Recorded data
┄┄┄┄┄┄

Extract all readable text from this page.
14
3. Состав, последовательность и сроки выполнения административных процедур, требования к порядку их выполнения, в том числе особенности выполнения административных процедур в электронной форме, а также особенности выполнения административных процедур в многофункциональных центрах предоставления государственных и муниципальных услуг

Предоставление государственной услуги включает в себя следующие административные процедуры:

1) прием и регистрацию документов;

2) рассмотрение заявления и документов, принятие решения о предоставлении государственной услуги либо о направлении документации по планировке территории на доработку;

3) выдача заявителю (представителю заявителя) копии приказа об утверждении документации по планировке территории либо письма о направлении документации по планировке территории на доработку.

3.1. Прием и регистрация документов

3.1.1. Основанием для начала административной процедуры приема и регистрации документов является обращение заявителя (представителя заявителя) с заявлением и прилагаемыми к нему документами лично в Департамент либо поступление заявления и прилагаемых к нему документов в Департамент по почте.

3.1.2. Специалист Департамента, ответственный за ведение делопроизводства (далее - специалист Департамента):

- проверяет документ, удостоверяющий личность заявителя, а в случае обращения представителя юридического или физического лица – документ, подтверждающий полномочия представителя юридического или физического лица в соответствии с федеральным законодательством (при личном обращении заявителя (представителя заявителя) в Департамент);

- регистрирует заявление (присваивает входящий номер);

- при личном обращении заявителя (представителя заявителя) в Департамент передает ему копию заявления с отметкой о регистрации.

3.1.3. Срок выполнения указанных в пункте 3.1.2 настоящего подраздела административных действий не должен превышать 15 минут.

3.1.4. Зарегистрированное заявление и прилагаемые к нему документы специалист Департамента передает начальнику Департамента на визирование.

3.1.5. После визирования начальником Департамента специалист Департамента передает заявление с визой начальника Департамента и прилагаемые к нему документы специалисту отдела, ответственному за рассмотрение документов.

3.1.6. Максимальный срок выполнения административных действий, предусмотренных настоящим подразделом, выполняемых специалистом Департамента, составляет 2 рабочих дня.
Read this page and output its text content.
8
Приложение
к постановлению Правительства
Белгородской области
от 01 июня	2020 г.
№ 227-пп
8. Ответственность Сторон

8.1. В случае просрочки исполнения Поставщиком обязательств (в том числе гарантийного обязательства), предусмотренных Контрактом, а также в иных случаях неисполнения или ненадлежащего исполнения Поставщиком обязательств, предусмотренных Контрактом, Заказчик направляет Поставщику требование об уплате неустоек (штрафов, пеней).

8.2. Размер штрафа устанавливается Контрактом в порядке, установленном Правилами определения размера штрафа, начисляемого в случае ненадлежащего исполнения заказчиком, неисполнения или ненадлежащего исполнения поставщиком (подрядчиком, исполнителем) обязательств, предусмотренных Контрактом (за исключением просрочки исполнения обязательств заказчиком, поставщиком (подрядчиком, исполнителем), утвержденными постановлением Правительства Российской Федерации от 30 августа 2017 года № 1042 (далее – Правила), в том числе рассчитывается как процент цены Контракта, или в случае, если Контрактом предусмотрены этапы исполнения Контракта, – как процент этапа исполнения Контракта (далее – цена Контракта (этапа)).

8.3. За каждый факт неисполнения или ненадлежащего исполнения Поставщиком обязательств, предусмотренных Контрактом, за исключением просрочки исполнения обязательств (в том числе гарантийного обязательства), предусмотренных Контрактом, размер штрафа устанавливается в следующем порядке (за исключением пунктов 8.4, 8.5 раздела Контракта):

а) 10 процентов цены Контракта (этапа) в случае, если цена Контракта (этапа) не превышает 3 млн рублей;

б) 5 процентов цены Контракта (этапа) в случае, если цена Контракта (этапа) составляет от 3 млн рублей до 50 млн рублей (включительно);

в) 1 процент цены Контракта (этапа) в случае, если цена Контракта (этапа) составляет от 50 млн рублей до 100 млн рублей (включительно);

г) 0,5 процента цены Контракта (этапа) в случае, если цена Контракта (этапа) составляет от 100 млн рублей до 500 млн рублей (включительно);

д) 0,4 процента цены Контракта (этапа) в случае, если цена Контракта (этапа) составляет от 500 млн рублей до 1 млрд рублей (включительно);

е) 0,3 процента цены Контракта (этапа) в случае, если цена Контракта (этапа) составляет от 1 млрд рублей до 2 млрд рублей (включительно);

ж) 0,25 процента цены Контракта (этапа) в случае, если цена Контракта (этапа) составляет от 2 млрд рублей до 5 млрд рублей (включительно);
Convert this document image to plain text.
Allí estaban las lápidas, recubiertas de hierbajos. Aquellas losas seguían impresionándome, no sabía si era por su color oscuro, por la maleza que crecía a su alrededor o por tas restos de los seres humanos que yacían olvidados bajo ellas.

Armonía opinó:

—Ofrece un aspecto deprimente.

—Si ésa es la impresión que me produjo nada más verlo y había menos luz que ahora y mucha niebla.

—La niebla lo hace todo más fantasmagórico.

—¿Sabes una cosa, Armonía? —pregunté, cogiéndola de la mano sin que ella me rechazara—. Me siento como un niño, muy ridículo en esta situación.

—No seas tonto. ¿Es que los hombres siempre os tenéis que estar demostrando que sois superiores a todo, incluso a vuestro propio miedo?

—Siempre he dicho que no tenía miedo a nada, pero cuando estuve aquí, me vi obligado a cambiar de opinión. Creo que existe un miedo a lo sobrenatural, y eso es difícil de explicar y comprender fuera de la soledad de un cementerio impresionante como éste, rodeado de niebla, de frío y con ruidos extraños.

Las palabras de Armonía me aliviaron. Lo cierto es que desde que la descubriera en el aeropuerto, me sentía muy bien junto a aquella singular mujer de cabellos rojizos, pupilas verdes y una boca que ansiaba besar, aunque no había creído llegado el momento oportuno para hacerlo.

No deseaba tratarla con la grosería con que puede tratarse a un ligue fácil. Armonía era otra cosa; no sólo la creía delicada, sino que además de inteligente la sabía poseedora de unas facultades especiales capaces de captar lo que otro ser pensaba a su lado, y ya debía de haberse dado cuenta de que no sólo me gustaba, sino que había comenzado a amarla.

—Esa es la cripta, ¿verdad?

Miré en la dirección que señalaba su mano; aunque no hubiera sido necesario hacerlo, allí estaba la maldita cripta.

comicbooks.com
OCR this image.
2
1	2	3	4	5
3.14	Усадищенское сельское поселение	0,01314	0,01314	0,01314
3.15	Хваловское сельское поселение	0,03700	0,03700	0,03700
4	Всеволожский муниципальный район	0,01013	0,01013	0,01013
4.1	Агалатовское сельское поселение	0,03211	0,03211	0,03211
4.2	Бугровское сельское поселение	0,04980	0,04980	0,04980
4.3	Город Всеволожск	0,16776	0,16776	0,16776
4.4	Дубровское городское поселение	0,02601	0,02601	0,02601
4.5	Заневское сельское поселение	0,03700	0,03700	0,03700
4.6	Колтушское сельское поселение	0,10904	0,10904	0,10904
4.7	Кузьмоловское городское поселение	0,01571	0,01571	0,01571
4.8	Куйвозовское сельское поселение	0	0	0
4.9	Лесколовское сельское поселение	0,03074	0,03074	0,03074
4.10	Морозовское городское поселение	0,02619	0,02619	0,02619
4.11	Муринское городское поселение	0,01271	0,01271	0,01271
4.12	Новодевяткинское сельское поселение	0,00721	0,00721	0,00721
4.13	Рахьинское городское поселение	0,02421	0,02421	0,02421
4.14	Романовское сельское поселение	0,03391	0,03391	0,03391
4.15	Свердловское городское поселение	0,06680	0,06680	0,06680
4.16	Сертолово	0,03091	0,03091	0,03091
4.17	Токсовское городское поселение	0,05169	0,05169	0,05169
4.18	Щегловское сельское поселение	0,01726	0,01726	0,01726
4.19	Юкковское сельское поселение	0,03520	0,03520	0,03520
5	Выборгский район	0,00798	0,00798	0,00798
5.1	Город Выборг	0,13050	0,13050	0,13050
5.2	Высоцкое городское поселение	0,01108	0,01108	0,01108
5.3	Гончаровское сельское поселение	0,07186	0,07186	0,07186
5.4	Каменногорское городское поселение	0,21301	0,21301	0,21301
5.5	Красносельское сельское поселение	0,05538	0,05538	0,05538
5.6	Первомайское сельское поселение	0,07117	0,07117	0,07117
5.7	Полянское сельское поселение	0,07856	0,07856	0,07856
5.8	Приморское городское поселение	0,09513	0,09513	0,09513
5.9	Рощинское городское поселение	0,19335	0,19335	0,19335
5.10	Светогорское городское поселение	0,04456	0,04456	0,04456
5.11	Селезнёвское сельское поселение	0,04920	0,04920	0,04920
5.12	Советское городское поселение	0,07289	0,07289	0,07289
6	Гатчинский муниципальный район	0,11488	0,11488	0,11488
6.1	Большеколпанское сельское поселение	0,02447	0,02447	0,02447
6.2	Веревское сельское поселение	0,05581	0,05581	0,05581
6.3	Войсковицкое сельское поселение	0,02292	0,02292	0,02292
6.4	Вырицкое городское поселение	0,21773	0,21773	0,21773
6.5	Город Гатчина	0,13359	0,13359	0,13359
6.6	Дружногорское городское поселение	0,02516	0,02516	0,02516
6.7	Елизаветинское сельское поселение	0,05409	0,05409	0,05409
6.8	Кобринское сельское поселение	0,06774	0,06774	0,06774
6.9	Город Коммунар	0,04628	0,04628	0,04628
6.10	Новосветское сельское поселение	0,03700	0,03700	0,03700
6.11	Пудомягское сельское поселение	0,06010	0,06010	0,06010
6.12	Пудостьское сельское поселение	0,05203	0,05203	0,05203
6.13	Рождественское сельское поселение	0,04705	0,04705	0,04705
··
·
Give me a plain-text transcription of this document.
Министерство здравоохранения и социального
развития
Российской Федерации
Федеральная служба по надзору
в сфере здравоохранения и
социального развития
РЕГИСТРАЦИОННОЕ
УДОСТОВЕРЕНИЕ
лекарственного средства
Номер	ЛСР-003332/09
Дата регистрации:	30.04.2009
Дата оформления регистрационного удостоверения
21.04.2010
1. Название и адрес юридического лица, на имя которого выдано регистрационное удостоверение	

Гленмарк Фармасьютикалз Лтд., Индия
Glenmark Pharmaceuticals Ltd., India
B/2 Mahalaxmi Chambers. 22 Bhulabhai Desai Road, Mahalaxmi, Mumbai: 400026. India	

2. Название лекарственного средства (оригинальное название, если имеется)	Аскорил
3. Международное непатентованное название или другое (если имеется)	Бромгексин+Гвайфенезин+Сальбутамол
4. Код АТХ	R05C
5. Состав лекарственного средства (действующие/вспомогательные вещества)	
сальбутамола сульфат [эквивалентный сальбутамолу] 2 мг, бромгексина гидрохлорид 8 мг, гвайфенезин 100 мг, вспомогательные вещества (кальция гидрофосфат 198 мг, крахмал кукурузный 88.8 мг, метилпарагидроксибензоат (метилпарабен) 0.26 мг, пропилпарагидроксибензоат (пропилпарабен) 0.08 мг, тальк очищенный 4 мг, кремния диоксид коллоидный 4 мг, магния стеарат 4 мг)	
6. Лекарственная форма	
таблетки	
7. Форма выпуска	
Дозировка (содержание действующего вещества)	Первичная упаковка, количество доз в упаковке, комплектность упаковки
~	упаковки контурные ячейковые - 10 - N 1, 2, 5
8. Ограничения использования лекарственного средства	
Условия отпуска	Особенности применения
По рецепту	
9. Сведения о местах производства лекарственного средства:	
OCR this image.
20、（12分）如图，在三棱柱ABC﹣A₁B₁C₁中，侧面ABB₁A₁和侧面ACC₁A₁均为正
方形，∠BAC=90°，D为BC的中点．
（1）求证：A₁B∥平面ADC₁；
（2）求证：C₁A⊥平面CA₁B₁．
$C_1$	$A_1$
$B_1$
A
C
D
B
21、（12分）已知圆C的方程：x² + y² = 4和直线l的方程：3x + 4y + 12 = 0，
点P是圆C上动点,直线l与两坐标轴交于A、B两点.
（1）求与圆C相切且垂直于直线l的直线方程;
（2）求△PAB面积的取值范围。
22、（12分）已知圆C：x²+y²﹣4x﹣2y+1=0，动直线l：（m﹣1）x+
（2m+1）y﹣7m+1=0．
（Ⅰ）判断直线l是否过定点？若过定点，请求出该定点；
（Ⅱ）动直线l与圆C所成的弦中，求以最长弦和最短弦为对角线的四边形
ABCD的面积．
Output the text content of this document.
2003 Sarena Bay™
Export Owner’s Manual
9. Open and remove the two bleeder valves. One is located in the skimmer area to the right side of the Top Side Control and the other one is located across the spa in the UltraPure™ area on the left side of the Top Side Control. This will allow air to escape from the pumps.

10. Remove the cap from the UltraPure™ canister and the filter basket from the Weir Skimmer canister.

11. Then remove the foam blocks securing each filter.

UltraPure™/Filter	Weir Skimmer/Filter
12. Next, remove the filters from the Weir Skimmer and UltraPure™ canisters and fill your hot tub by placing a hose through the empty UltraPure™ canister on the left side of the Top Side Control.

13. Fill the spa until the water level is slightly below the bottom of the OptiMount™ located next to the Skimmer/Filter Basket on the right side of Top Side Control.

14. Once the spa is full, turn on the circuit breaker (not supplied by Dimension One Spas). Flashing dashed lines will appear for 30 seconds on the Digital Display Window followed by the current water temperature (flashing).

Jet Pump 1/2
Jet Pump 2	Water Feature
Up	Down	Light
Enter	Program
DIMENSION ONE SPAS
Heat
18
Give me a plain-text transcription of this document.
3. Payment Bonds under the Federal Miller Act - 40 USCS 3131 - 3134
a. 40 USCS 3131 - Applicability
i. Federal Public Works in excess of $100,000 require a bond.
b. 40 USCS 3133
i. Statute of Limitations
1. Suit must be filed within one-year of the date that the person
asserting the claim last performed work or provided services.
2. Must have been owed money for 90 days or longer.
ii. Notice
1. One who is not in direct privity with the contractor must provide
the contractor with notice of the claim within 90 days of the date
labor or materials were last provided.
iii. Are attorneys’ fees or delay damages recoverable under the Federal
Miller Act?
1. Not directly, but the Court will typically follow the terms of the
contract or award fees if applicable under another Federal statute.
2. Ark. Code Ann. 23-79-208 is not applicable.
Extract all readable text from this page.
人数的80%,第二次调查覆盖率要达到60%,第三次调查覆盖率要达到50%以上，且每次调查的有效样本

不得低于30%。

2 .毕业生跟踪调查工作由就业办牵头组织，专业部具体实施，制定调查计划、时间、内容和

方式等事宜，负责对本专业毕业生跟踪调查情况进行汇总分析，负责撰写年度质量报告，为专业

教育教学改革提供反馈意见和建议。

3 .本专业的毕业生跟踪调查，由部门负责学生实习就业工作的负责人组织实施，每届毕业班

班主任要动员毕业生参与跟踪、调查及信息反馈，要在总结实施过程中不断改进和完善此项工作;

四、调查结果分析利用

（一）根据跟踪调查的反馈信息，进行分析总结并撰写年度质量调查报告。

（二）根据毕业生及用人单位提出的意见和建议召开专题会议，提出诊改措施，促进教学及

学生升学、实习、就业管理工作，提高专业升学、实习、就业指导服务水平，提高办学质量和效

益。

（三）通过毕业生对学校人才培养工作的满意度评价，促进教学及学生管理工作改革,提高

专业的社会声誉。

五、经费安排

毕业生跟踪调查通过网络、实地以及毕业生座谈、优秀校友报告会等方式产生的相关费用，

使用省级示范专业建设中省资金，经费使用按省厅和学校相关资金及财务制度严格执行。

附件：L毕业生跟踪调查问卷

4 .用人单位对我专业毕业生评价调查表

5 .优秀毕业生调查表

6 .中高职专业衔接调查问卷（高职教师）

┄┄┄┄┄┄

Determine how many lines of the material include the string "государственной". Output only that count.

**SOLUTION**
2